Stated task
Render every entry exactly as it appears.

Record excerpts
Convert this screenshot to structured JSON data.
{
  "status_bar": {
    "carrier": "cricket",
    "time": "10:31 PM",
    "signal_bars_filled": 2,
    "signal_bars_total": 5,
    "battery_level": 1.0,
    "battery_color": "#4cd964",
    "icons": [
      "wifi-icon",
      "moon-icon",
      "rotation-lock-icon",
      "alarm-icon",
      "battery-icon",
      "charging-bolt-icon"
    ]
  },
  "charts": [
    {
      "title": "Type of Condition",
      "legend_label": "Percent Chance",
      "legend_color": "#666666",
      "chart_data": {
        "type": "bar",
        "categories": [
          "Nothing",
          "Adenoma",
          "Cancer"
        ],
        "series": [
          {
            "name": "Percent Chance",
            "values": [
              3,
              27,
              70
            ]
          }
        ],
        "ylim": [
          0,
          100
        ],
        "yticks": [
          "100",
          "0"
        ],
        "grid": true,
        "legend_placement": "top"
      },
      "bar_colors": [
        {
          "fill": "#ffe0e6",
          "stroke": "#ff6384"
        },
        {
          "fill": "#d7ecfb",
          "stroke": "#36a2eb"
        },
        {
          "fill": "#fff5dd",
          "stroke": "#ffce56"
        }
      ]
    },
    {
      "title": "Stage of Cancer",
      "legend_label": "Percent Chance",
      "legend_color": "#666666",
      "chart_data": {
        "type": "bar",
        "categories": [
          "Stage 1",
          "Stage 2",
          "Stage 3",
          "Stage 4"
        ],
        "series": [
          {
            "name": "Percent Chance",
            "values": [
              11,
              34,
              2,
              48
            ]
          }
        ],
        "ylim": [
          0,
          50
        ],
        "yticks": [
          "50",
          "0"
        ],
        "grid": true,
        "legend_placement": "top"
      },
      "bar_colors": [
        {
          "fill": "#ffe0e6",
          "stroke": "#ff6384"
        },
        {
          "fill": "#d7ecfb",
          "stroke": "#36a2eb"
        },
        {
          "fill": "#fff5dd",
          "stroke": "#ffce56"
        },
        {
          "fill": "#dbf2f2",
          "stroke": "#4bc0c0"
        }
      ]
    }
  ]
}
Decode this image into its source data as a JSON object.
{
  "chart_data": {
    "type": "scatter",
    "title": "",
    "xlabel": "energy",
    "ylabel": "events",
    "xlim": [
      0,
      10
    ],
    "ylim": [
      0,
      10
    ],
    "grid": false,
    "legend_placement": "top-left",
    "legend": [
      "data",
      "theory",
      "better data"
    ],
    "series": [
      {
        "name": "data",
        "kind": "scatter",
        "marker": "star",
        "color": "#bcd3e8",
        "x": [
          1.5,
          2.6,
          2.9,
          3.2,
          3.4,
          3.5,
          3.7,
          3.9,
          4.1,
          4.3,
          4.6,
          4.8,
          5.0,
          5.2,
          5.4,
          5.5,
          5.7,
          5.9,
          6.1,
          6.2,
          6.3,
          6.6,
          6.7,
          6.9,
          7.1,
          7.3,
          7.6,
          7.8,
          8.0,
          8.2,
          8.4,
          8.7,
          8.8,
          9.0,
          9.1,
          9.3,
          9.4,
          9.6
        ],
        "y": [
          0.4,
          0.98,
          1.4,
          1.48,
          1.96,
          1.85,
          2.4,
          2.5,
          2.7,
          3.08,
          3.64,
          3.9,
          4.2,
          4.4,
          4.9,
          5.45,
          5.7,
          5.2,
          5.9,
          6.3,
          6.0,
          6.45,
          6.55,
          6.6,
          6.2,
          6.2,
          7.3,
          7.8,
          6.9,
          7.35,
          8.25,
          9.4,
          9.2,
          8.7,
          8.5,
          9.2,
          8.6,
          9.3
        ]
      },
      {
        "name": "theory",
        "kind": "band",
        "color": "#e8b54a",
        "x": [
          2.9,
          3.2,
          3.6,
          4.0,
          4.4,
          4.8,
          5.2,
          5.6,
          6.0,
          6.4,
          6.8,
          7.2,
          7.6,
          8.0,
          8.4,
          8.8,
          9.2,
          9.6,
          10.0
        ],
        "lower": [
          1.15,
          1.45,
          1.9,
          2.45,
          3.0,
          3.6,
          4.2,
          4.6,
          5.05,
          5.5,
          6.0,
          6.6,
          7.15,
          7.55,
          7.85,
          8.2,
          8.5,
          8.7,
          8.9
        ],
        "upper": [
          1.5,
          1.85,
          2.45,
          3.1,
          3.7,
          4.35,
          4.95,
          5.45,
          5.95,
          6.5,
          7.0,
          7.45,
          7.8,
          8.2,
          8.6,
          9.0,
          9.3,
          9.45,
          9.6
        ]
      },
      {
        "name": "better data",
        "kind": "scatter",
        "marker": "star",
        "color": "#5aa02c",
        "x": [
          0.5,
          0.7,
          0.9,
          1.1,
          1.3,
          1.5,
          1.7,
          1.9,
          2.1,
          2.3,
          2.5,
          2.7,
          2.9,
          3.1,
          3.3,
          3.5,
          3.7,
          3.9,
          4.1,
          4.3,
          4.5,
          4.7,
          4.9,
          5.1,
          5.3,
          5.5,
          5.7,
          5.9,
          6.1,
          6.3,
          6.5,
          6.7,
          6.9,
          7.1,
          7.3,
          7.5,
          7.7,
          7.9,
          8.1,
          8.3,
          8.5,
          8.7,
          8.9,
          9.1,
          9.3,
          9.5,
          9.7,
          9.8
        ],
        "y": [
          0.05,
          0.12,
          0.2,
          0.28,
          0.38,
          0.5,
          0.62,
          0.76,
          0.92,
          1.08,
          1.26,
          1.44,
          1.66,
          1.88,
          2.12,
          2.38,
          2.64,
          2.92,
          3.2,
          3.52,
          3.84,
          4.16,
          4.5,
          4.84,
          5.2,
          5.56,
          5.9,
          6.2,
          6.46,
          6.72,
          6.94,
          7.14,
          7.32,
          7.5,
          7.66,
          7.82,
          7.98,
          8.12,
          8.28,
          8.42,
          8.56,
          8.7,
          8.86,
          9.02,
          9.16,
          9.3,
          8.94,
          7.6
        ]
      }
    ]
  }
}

Written solution
Convert this screenshot to structured JSON data.
{
  "status_bar": {
    "carrier": "cricket",
    "time": "10:31 PM",
    "signal_bars_filled": 2,
    "signal_bars_total": 5,
    "battery_level": 1.0,
    "battery_color": "#4cd964",
    "icons": [
      "wifi-icon",
      "moon-icon",
      "rotation-lock-icon",
      "alarm-icon",
      "battery-icon",
      "charging-bolt-icon"
    ]
  },
  "charts": [
    {
      "title": "Type of Condition",
      "legend_label": "Percent Chance",
      "legend_color": "#666666",
      "chart_data": {
        "type": "bar",
        "categories": [
          "Nothing",
          "Adenoma",
          "Cancer"
        ],
        "series": [
          {
            "name": "Percent Chance",
            "values": [
              3,
              27,
              70
            ]
          }
        ],
        "ylim": [
          0,
          100
        ],
        "yticks": [
          "100",
          "0"
        ],
        "grid": true,
        "legend_placement": "top"
      },
      "bar_colors": [
        {
          "fill": "#ffe0e6",
          "stroke": "#ff6384"
        },
        {
          "fill": "#d7ecfb",
          "stroke": "#36a2eb"
        },
        {
          "fill": "#fff5dd",
          "stroke": "#ffce56"
        }
      ]
    },
    {
      "title": "Stage of Cancer",
      "legend_label": "Percent Chance",
      "legend_color": "#666666",
      "chart_data": {
        "type": "bar",
        "categories": [
          "Stage 1",
          "Stage 2",
          "Stage 3",
          "Stage 4"
        ],
        "series": [
          {
            "name": "Percent Chance",
            "values": [
              11,
              34,
              2,
              48
            ]
          }
        ],
        "ylim": [
          0,
          50
        ],
        "yticks": [
          "50",
          "0"
        ],
        "grid": true,
        "legend_placement": "top"
      },
      "bar_colors": [
        {
          "fill": "#ffe0e6",
          "stroke": "#ff6384"
        },
        {
          "fill": "#d7ecfb",
          "stroke": "#36a2eb"
        },
        {
          "fill": "#fff5dd",
          "stroke": "#ffce56"
        },
        {
          "fill": "#dbf2f2",
          "stroke": "#4bc0c0"
        }
      ]
    }
  ]
}
Decode this image into its source data as a JSON object.
{
  "chart_data": {
    "type": "scatter",
    "title": "",
    "xlabel": "energy",
    "ylabel": "events",
    "xlim": [
      0,
      10
    ],
    "ylim": [
      0,
      10
    ],
    "grid": false,
    "legend_placement": "top-left",
    "legend": [
      "data",
      "theory",
      "better data"
    ],
    "series": [
      {
        "name": "data",
        "kind": "scatter",
        "marker": "star",
        "color": "#bcd3e8",
        "x": [
          1.5,
          2.6,
          2.9,
          3.2,
          3.4,
          3.5,
          3.7,
          3.9,
          4.1,
          4.3,
          4.6,
          4.8,
          5.0,
          5.2,
          5.4,
          5.5,
          5.7,
          5.9,
          6.1,
          6.2,
          6.3,
          6.6,
          6.7,
          6.9,
          7.1,
          7.3,
          7.6,
          7.8,
          8.0,
          8.2,
          8.4,
          8.7,
          8.8,
          9.0,
          9.1,
          9.3,
          9.4,
          9.6
        ],
        "y": [
          0.4,
          0.98,
          1.4,
          1.48,
          1.96,
          1.85,
          2.4,
          2.5,
          2.7,
          3.08,
          3.64,
          3.9,
          4.2,
          4.4,
          4.9,
          5.45,
          5.7,
          5.2,
          5.9,
          6.3,
          6.0,
          6.45,
          6.55,
          6.6,
          6.2,
          6.2,
          7.3,
          7.8,
          6.9,
          7.35,
          8.25,
          9.4,
          9.2,
          8.7,
          8.5,
          9.2,
          8.6,
          9.3
        ]
      },
      {
        "name": "theory",
        "kind": "band",
        "color": "#e8b54a",
        "x": [
          2.9,
          3.2,
          3.6,
          4.0,
          4.4,
          4.8,
          5.2,
          5.6,
          6.0,
          6.4,
          6.8,
          7.2,
          7.6,
          8.0,
          8.4,
          8.8,
          9.2,
          9.6,
          10.0
        ],
        "lower": [
          1.15,
          1.45,
          1.9,
          2.45,
          3.0,
          3.6,
          4.2,
          4.6,
          5.05,
          5.5,
          6.0,
          6.6,
          7.15,
          7.55,
          7.85,
          8.2,
          8.5,
          8.7,
          8.9
        ],
        "upper": [
          1.5,
          1.85,
          2.45,
          3.1,
          3.7,
          4.35,
          4.95,
          5.45,
          5.95,
          6.5,
          7.0,
          7.45,
          7.8,
          8.2,
          8.6,
          9.0,
          9.3,
          9.45,
          9.6
        ]
      },
      {
        "name": "better data",
        "kind": "scatter",
        "marker": "star",
        "color": "#5aa02c",
        "x": [
          0.5,
          0.7,
          0.9,
          1.1,
          1.3,
          1.5,
          1.7,
          1.9,
          2.1,
          2.3,
          2.5,
          2.7,
          2.9,
          3.1,
          3.3,
          3.5,
          3.7,
          3.9,
          4.1,
          4.3,
          4.5,
          4.7,
          4.9,
          5.1,
          5.3,
          5.5,
          5.7,
          5.9,
          6.1,
          6.3,
          6.5,
          6.7,
          6.9,
          7.1,
          7.3,
          7.5,
          7.7,
          7.9,
          8.1,
          8.3,
          8.5,
          8.7,
          8.9,
          9.1,
          9.3,
          9.5,
          9.7,
          9.8
        ],
        "y": [
          0.05,
          0.12,
          0.2,
          0.28,
          0.38,
          0.5,
          0.62,
          0.76,
          0.92,
          1.08,
          1.26,
          1.44,
          1.66,
          1.88,
          2.12,
          2.38,
          2.64,
          2.92,
          3.2,
          3.52,
          3.84,
          4.16,
          4.5,
          4.84,
          5.2,
          5.56,
          5.9,
          6.2,
          6.46,
          6.72,
          6.94,
          7.14,
          7.32,
          7.5,
          7.66,
          7.82,
          7.98,
          8.12,
          8.28,
          8.42,
          8.56,
          8.7,
          8.86,
          9.02,
          9.16,
          9.3,
          8.94,
          7.6
        ]
      }
    ]
  }
}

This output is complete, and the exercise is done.